**AIM OF THE EXERCISE:** Extract every line that contains the string "JSON".

— start of ENTRIES PROVIDED —

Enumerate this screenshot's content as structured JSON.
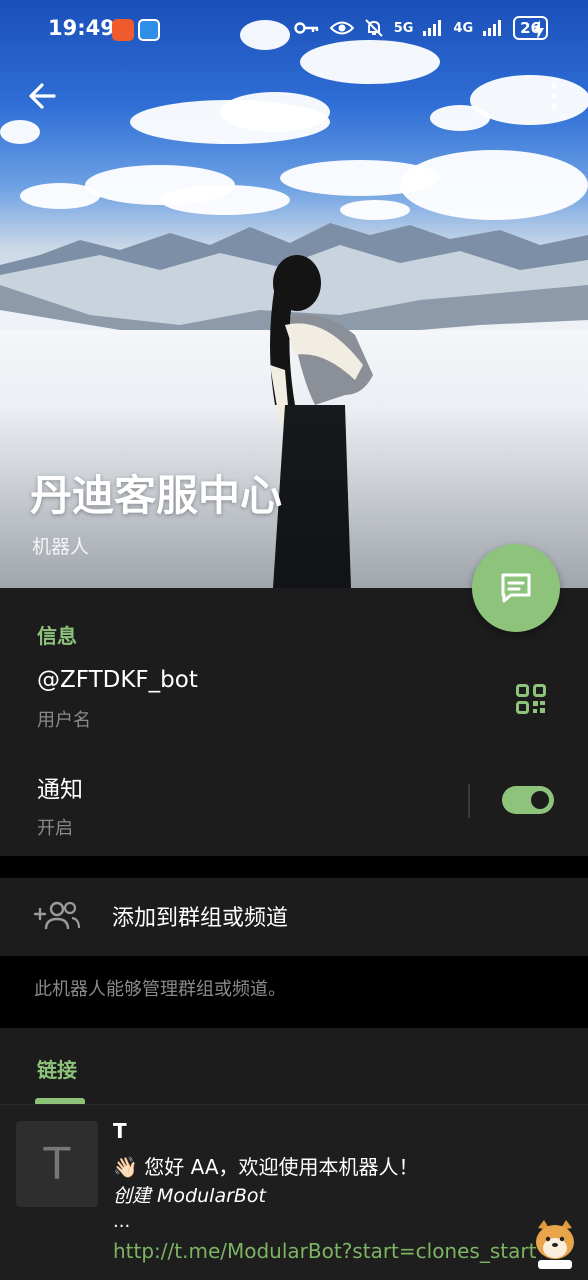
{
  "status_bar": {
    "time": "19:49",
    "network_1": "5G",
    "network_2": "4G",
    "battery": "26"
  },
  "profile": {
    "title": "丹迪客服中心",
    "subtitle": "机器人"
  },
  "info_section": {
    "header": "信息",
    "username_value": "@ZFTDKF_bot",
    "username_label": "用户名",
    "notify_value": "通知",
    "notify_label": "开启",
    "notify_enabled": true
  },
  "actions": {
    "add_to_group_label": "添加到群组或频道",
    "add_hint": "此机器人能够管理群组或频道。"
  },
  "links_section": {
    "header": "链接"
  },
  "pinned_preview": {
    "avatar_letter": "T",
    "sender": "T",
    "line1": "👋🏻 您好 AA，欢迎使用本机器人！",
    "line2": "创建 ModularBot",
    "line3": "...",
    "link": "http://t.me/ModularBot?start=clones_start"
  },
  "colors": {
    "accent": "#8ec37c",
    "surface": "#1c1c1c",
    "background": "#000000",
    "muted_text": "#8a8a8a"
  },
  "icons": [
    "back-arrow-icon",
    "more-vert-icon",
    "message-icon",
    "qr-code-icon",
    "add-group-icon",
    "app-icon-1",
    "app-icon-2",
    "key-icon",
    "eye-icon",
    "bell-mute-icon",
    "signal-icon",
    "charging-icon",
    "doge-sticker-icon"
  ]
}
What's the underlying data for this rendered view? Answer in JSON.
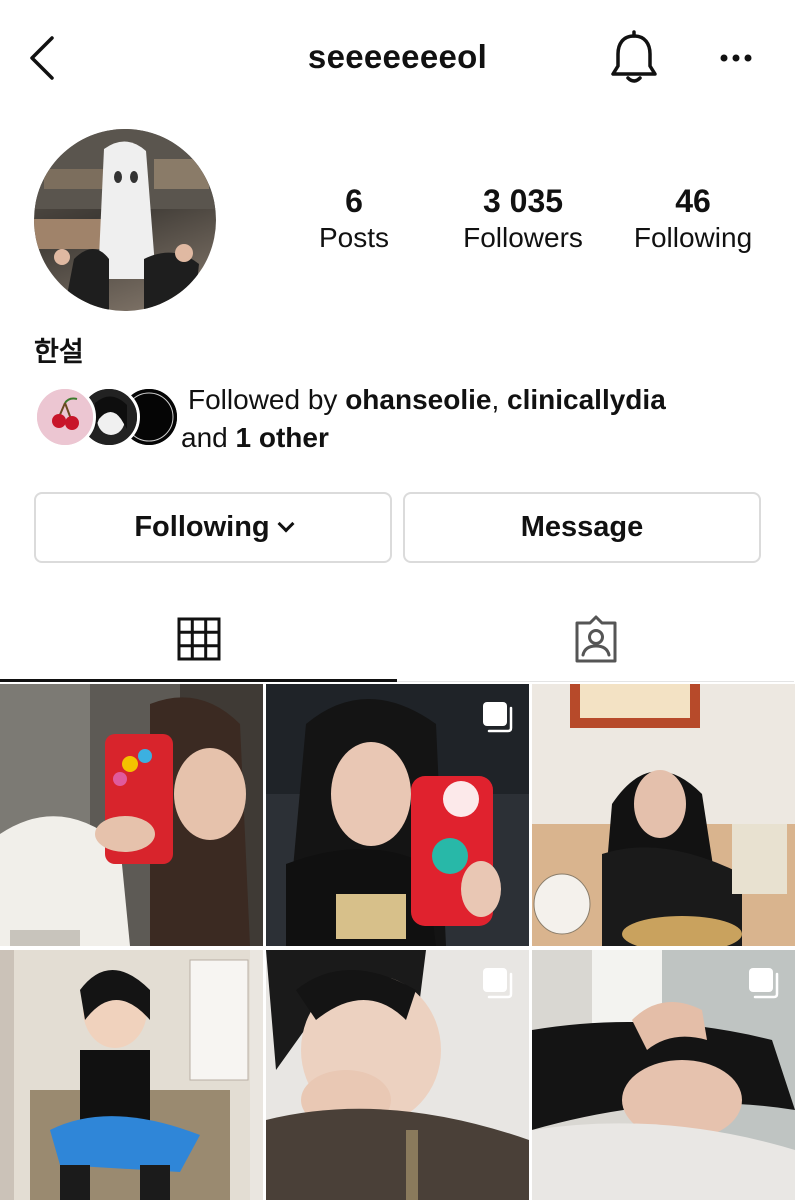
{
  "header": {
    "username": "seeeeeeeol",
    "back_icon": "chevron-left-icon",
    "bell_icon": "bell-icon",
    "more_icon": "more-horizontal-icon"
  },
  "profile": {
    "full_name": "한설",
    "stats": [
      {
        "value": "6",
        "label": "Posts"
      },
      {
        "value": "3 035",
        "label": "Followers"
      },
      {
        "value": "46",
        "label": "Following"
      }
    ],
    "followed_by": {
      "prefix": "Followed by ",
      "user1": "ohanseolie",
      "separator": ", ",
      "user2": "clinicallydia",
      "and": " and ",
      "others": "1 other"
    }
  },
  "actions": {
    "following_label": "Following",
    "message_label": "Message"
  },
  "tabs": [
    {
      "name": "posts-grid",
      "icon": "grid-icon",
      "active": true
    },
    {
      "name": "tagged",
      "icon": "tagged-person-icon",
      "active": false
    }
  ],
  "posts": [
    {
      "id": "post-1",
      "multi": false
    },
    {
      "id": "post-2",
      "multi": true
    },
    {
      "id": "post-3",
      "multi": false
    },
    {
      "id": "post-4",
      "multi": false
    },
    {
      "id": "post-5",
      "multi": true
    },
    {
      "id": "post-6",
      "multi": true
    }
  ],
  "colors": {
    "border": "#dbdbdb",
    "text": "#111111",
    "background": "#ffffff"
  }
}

— end of ENTRIES PROVIDED —
— start of ENTRIES PROVIDED —

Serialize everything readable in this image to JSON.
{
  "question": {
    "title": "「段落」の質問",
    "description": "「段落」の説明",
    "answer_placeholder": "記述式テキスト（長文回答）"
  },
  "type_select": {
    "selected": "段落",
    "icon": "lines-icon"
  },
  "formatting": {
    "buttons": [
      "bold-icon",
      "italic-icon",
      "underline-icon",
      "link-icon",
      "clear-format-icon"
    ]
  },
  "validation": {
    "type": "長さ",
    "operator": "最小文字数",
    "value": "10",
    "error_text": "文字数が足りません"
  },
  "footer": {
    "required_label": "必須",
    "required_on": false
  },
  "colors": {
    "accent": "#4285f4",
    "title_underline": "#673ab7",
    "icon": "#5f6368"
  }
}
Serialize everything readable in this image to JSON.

— end of ENTRIES PROVIDED —

**RESPONSE TO THE TASK:**
Enumerate this screenshot's content as structured JSON.
What's the underlying data for this rendered view? Answer in JSON.
Serialize everything readable in this image to JSON.
Serialize everything readable in this image to JSON.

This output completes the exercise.